## Text des Dokuments

Introduction
Introduction Statistics Contact Development Disclaimer Help
# taz.de -- Die Wahrheit: Trier, wie es kämpft und dürstet
> Im Amphitheater der rheinland-pfälzischen Metropole toben ab Donnerstag
> die Bundestagswahl-Spiele. Salve!
Bild: Die neue triersche Porta Nigra: Hort krasser Politspiele
Da gibt es kein Vertun. Die zwei ohnmächtig gewordenen FDP-Abgeordneten
müssen an den Füßen und aus der Arena gezogen werden. Derweil inspiziert
Alexandra Rettich im Legionärinnen-Outfit den ehemaligen Hexenkessel aus
der Römerzeit. Die 43-Jährige ist promovierte Leiterin des Archäologischen
Instituts der Universität Köln. Sie hat sich auf die Gladiatorenkämpfe der
Spätantike spezialisiert. Für den superkurzen Bundestagswahlkampf soll
Rettich diese antike Tradition nun im Auftrag der amtierenden
Bundeswahlleiterin aus der Versenkung holen.
„Die Bürger sind doch die ständigen Schlammschlachten, Zänkereien und
Provokationen im Politikbetrieb satt“, weiß die Sandalen-Spezialistin.
„Viele wünschen sich, dass die demokratischen Parteien endlich konstruktiv
und zum Wohle des Landes zusammenarbeiten.“ Rettich bückt sich und hebt
beiläufig einen Backenzahn auf.

## Inhalt der Daten
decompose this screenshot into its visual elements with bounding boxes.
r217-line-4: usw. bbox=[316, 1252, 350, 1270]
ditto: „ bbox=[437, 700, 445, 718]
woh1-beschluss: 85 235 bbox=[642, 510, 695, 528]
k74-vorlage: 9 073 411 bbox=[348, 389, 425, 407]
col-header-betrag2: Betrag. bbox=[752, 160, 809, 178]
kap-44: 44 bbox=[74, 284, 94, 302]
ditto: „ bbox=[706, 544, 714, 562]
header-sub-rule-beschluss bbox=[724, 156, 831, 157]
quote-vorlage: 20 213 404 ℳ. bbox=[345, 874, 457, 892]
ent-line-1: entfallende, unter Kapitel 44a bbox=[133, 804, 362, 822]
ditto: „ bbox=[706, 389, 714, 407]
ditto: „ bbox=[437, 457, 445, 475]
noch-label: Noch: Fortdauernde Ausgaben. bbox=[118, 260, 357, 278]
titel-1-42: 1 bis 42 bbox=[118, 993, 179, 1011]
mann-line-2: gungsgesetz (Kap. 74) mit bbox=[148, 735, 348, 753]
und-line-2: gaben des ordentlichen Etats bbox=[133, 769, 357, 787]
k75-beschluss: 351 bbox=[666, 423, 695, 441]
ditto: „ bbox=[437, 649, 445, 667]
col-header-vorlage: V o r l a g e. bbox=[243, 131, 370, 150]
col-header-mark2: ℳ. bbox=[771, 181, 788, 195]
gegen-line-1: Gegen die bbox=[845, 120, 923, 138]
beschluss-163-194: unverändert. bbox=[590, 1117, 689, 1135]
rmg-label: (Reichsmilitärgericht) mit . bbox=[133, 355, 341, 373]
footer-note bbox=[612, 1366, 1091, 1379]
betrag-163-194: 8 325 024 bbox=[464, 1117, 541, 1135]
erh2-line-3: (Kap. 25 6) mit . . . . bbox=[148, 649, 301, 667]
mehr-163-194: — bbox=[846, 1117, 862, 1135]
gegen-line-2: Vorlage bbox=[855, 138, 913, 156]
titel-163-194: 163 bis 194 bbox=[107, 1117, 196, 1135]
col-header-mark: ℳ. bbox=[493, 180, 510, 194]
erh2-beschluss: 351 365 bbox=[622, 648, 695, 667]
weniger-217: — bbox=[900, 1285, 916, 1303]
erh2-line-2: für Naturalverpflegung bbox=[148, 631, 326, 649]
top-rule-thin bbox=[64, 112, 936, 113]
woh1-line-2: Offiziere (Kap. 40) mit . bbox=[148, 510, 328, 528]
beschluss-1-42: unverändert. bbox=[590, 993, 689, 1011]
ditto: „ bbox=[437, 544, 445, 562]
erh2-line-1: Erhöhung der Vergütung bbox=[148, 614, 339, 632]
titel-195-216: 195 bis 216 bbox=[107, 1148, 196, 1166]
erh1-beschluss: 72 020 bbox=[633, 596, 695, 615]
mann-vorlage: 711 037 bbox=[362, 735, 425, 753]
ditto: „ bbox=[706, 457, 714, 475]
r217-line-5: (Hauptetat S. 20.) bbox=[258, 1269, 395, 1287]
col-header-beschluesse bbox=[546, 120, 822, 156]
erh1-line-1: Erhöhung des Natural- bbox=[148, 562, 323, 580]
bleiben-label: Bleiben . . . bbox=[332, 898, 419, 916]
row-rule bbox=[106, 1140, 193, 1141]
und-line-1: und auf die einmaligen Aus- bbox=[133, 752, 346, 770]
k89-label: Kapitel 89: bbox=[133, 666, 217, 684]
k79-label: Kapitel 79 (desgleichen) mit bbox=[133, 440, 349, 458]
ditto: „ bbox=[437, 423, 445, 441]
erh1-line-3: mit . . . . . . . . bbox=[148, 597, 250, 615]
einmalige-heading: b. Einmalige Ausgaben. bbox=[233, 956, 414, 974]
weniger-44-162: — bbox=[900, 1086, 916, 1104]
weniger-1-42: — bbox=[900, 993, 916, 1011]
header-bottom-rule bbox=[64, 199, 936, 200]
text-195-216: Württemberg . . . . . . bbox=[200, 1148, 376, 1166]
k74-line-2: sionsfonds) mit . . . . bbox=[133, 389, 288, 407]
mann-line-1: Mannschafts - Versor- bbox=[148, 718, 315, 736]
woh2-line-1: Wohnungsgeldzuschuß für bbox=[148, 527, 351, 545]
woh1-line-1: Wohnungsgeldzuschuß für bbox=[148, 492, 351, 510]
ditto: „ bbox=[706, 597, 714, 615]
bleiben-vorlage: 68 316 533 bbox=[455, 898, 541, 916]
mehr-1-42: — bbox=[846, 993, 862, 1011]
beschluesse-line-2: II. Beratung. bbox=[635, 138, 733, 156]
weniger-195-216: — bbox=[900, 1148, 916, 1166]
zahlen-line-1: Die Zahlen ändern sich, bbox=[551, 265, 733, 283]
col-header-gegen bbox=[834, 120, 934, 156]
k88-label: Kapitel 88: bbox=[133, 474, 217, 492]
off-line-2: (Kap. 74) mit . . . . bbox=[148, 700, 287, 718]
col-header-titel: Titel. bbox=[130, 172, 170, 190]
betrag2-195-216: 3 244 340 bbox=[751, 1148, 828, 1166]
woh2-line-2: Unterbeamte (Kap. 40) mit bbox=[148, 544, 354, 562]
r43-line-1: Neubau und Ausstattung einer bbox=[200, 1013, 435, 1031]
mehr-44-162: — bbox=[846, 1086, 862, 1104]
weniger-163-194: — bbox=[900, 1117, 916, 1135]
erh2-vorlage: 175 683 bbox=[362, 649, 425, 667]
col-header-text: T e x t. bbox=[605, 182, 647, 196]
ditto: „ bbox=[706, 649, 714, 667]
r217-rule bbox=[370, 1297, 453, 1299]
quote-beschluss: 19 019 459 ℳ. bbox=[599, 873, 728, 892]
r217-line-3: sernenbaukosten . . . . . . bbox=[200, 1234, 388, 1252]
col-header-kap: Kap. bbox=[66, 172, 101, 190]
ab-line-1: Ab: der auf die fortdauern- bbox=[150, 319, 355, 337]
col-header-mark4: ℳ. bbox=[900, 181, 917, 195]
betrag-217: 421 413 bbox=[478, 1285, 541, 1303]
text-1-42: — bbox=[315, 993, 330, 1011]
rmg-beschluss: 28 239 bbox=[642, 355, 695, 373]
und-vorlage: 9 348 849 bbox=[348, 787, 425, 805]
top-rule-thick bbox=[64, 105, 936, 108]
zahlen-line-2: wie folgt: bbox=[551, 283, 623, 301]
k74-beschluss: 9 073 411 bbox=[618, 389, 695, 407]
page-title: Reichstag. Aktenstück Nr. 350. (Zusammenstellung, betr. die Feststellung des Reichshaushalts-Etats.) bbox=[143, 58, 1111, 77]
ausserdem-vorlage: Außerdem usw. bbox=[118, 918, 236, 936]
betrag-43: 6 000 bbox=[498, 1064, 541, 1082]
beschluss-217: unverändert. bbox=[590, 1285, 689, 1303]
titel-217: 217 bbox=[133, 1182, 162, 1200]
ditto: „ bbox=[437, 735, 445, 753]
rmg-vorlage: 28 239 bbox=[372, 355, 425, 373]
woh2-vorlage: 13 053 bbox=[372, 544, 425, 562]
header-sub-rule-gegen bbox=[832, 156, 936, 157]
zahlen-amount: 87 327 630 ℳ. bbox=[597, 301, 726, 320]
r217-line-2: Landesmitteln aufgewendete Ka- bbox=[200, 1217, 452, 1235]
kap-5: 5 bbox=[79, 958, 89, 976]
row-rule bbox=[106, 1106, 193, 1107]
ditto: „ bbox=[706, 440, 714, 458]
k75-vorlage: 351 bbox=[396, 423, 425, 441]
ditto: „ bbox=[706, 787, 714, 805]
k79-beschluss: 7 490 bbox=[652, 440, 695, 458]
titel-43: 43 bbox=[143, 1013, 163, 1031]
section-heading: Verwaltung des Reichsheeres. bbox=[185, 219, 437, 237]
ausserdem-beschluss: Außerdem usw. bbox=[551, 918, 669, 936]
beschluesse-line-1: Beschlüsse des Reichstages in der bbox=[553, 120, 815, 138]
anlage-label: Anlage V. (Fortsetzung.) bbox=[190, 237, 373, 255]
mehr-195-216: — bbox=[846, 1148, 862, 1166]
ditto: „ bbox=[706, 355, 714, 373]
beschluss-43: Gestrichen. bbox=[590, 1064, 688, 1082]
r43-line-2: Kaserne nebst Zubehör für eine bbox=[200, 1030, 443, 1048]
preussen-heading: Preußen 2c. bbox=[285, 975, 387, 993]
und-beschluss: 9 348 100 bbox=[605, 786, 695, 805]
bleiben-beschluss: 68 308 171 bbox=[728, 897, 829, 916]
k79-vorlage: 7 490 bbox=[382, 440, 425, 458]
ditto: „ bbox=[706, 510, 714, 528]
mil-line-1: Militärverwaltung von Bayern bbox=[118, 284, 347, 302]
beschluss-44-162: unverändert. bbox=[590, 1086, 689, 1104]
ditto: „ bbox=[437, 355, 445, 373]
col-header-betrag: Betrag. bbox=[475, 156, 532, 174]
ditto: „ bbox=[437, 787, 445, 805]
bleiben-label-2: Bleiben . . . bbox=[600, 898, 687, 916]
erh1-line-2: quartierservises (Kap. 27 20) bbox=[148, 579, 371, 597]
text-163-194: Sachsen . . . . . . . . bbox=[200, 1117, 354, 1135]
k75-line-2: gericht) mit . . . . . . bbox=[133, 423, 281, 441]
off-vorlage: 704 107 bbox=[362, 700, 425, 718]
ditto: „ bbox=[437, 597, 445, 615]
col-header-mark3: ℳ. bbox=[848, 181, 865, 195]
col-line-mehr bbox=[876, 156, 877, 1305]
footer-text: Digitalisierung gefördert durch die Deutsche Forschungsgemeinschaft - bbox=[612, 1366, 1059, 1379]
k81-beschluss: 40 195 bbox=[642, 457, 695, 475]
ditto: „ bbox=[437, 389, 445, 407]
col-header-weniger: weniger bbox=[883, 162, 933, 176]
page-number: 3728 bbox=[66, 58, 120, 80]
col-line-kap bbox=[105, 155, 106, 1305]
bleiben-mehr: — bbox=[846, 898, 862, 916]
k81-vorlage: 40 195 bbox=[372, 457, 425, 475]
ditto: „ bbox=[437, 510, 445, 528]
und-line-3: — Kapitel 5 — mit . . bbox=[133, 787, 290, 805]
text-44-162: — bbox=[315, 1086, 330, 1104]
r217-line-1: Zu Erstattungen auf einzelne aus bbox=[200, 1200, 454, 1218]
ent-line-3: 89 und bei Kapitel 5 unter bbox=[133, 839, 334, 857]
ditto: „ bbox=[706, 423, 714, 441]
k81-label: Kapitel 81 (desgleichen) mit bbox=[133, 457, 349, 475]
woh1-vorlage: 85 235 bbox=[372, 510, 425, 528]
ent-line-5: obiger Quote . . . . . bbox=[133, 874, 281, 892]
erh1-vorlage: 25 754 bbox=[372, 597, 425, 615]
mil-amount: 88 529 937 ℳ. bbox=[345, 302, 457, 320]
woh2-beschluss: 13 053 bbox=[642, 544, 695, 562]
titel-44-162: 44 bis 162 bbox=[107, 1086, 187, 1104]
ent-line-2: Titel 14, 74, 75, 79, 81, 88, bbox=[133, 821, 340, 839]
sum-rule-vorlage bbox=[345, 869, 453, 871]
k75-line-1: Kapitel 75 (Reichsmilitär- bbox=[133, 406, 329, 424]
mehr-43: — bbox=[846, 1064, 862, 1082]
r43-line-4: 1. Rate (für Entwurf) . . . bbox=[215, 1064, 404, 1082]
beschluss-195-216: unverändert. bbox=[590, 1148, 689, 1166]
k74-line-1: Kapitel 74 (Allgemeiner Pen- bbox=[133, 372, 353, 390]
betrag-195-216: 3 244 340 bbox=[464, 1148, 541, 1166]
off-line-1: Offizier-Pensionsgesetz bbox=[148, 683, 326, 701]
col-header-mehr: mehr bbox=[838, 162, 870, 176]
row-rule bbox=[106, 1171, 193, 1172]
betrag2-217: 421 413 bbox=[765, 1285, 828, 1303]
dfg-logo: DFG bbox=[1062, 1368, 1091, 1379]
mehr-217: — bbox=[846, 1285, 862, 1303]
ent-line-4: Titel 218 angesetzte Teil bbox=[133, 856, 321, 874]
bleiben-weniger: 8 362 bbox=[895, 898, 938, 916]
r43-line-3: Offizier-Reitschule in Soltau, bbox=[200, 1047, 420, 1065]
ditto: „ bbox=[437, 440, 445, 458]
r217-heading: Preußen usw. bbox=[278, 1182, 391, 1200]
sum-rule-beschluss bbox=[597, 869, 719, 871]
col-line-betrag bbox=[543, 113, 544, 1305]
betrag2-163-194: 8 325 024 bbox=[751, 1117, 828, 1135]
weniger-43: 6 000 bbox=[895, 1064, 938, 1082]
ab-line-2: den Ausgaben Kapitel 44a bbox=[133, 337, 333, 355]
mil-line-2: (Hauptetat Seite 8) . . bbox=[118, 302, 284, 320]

## Was gefragt ist
Welches Institut leitet Alexandra Rettich laut dem Text über die Wahlkampf-Spiele in Trier?

## Vollständige Lösung
Sie leitet das Archäologische Institut der Universität Köln.